▶ Source excerpt
▼▼▼

Joining the Harvard Crimson and National Journal, the New York Times has enacted a new policy banning reporters from allowing sources to edit quotes after the fact in exchange for interview access. The process of quote approval, an increasingly common quid pro quo among Wall Street and political elites, was revealed by the Times itself back in July, and was roundly rebuked by journalism's keepers in the months since, including by the paper's new public editor Margaret Sullivan and media columnist David Carr just this week. "The practice risks giving readers a mistaken impression that we are ceding too much control over a story to our sources," said Times executive editor Jill Abramson in a memo today. "So starting now, we want to draw a clear line on this."
Now, as Sullivan reports, "Citing Times policy, reporters should say no if a source demands, as a condition of an interview, that quotes be submitted afterward to the source or a press aide to review, approve or edit," according to the memo, which can be read in full here.

▲▲▲

▶ Task to complete
Continue the article on the New York Times ban on quote approval, starting after its last sentence.

▶ Supplied material

▼▼▼

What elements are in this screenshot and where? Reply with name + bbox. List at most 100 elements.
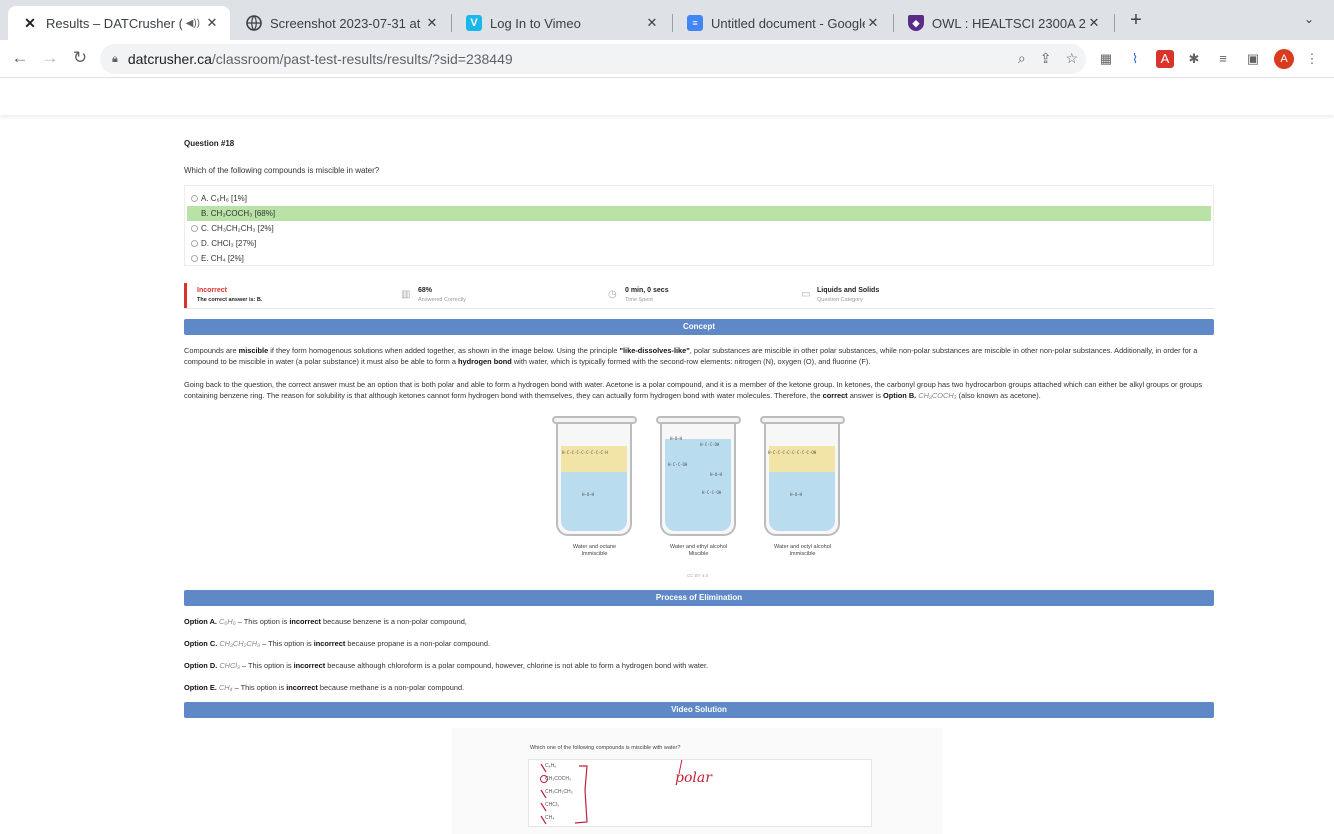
- result-stats: Incorrect The correct answer is: B. ▥ 68…: [184, 283, 1214, 309]
- percent-stat: 68% Answered Correctly: [418, 287, 466, 303]
- question-text: Which of the following compounds is misc…: [184, 166, 380, 175]
- extensions-puzzle-icon[interactable]: ✱: [1185, 50, 1203, 68]
- speaker-icon: ◀)): [185, 17, 200, 29]
- calculator-extension-icon[interactable]: ▦: [1097, 50, 1115, 68]
- tab-title: Log In to Vimeo: [490, 15, 581, 31]
- option-d[interactable]: D. CHCl₃ [27%]: [187, 236, 1211, 251]
- elimination-item: Option A. C₆H₆ – This option is incorrec…: [184, 617, 467, 626]
- close-tab-icon[interactable]: ✕: [644, 15, 660, 31]
- correct-answer-text: The correct answer is: B.: [197, 297, 263, 303]
- water-molecule: H—O—H: [670, 436, 683, 441]
- radio-button[interactable]: [191, 225, 198, 232]
- forward-arrow-icon[interactable]: →: [40, 48, 60, 68]
- tab-vimeo[interactable]: V Log In to Vimeo ✕: [452, 6, 670, 40]
- text-run: (also known as acetone).: [956, 391, 1041, 400]
- question-number: Question #18: [184, 139, 235, 148]
- close-tab-icon[interactable]: ✕: [204, 15, 220, 31]
- incorrect-marker: [184, 283, 187, 308]
- elimination-item: Option C. CH₃CH₂CH₃ – This option is inc…: [184, 639, 490, 648]
- pdf-extension-icon[interactable]: A: [1156, 50, 1174, 68]
- handwritten-note: polar: [675, 770, 712, 786]
- new-tab-icon[interactable]: +: [1124, 9, 1148, 32]
- category-label: Question Category: [817, 297, 863, 303]
- caption-line: Immiscible: [581, 551, 608, 557]
- tab-search-chevron-icon[interactable]: ⌄: [1304, 12, 1314, 26]
- profile-avatar[interactable]: A: [1274, 49, 1294, 69]
- tab-owl[interactable]: ◆ OWL : HEALTSCI 2300A 200 S ✕: [894, 6, 1112, 40]
- tab-datcrusher[interactable]: ✕ Results – DATCrusher (Can ◀)) ✕: [8, 6, 230, 40]
- license-label: CC BY 4.0: [687, 573, 709, 578]
- text-run: because propane is a non-polar compound.: [345, 639, 490, 648]
- url-host: datcrusher.ca: [127, 51, 212, 67]
- text-run: because methane is a non-polar compound.: [317, 683, 465, 692]
- radio-button[interactable]: [191, 195, 198, 202]
- beaker-rim: [552, 416, 637, 424]
- close-tab-icon[interactable]: ✕: [424, 15, 440, 31]
- reload-icon[interactable]: ↻: [70, 48, 90, 68]
- concept-paragraph-2: Going back to the question, the correct …: [184, 379, 1214, 401]
- octanol-molecule: H-C-C-C-C-C-C-C-C-OH: [768, 450, 817, 455]
- time-value: 0 min, 0 secs: [625, 287, 669, 294]
- text-run: if they form homogenous solutions when a…: [268, 346, 620, 355]
- side-panel-icon[interactable]: ▣: [1244, 50, 1262, 68]
- option-e[interactable]: E. CH₄ [2%]: [187, 251, 1211, 266]
- beaker-rim: [656, 416, 741, 424]
- tab-title: Results – DATCrusher (Can: [46, 15, 182, 31]
- text-run: CH₃CH₂CH₃: [219, 639, 261, 648]
- option-a[interactable]: A. C₆H₆ [1%]: [187, 191, 1211, 206]
- caption-line: Water and ethyl alcohol: [669, 544, 728, 550]
- elimination-banner: Process of Elimination: [184, 590, 1214, 606]
- water-layer: [769, 467, 835, 531]
- beaker-caption: Water and ethyl alcohol Miscible: [656, 544, 741, 558]
- text-run: Going back to the question, the correct …: [184, 380, 1203, 400]
- address-bar[interactable]: 🔒︎ datcrusher.ca/classroom/past-test-res…: [100, 44, 1086, 74]
- radio-button[interactable]: [191, 240, 198, 247]
- text-run: – This option is: [260, 639, 314, 648]
- text-run: incorrect: [313, 639, 346, 648]
- concept-paragraph-1: Compounds are miscible if they form homo…: [184, 345, 1214, 367]
- radio-button[interactable]: [191, 255, 198, 262]
- close-tab-icon[interactable]: ✕: [865, 15, 881, 31]
- beaker-glass: H-C-C-C-C-C-C-C-C-OH H—O—H: [764, 420, 840, 536]
- google-docs-icon: ≡: [687, 15, 703, 31]
- text-run: CHCl₃: [219, 661, 240, 670]
- octane-molecule: H-C-C-C-C-C-C-C-C-H: [562, 450, 608, 455]
- share-icon[interactable]: ⇪: [1040, 50, 1052, 67]
- text-run: correct: [822, 391, 848, 400]
- video-player[interactable]: Which one of the following compounds is …: [452, 728, 942, 834]
- tab-google-docs[interactable]: ≡ Untitled document - Google Do ✕: [673, 6, 891, 40]
- calendar-icon: ▭: [801, 289, 811, 300]
- percent-label: Answered Correctly: [418, 297, 466, 303]
- text-run: answer is: [847, 391, 883, 400]
- option-b[interactable]: B. CH₃COCH₃ [68%]: [187, 206, 1211, 221]
- globe-icon: [246, 15, 262, 31]
- text-run: "like-dissolves-like": [619, 346, 690, 355]
- tab-title: Screenshot 2023-07-31 at 5.0: [270, 15, 424, 31]
- text-run: CH₃COCH₃: [916, 391, 957, 400]
- zoom-icon[interactable]: ⌕: [1018, 50, 1026, 67]
- text-run: – This option is: [239, 661, 294, 670]
- option-label: A. C₆H₆ [1%]: [201, 194, 248, 203]
- waveform-extension-icon[interactable]: ⌇: [1126, 50, 1144, 68]
- tab-strip: ✕ Results – DATCrusher (Can ◀)) ✕ Screen…: [0, 0, 1334, 40]
- back-arrow-icon[interactable]: ←: [10, 48, 30, 68]
- water-molecule: H—O—H: [710, 472, 723, 477]
- url-path: /classroom/past-test-results/results/?si…: [211, 51, 513, 67]
- tab-screenshot[interactable]: Screenshot 2023-07-31 at 5.0 ✕: [232, 6, 450, 40]
- result-status: Incorrect: [197, 287, 227, 294]
- video-solution-banner: Video Solution: [184, 702, 1214, 718]
- text-run: because benzene is a non-polar compound,: [321, 617, 467, 626]
- water-layer: [665, 439, 731, 531]
- option-label: D. CHCl₃ [27%]: [201, 239, 257, 248]
- more-menu-icon[interactable]: ⋮: [1303, 50, 1321, 68]
- bookmark-star-icon[interactable]: ☆: [1065, 50, 1078, 67]
- option-c[interactable]: C. CH₃CH₂CH₃ [2%]: [187, 221, 1211, 236]
- media-queue-icon[interactable]: ≡: [1214, 50, 1232, 68]
- elimination-item: Option E. CH₄ – This option is incorrect…: [184, 683, 464, 692]
- lock-icon[interactable]: 🔒︎: [112, 53, 118, 66]
- text-run: Option E.: [184, 683, 217, 692]
- text-run: incorrect: [286, 683, 318, 692]
- miscibility-illustration: H-C-C-C-C-C-C-C-C-H H—O—H Water and octa…: [552, 416, 847, 566]
- close-tab-icon[interactable]: ✕: [1086, 15, 1102, 31]
- ethanol-molecule: H-C-C-OH: [668, 462, 688, 467]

▲▲▲

▶ Response
Abramson said she's aware "we'll lose interviews" over this, because top figures may see not having final say over their quotes "as too risky," but noted that "anodyne or generic quotes that are scrubbed or changed don't add anything" to articles anyway.
"The practice is so ingrained," Abramson said, but when the Times makes a step, it's likely that others will, and can, follow. Buzzfeed editor Ben Smith, in reaction to the new rule, tweeted, "Times will make it a lot easier for the rest of us to push back too. Thanks !"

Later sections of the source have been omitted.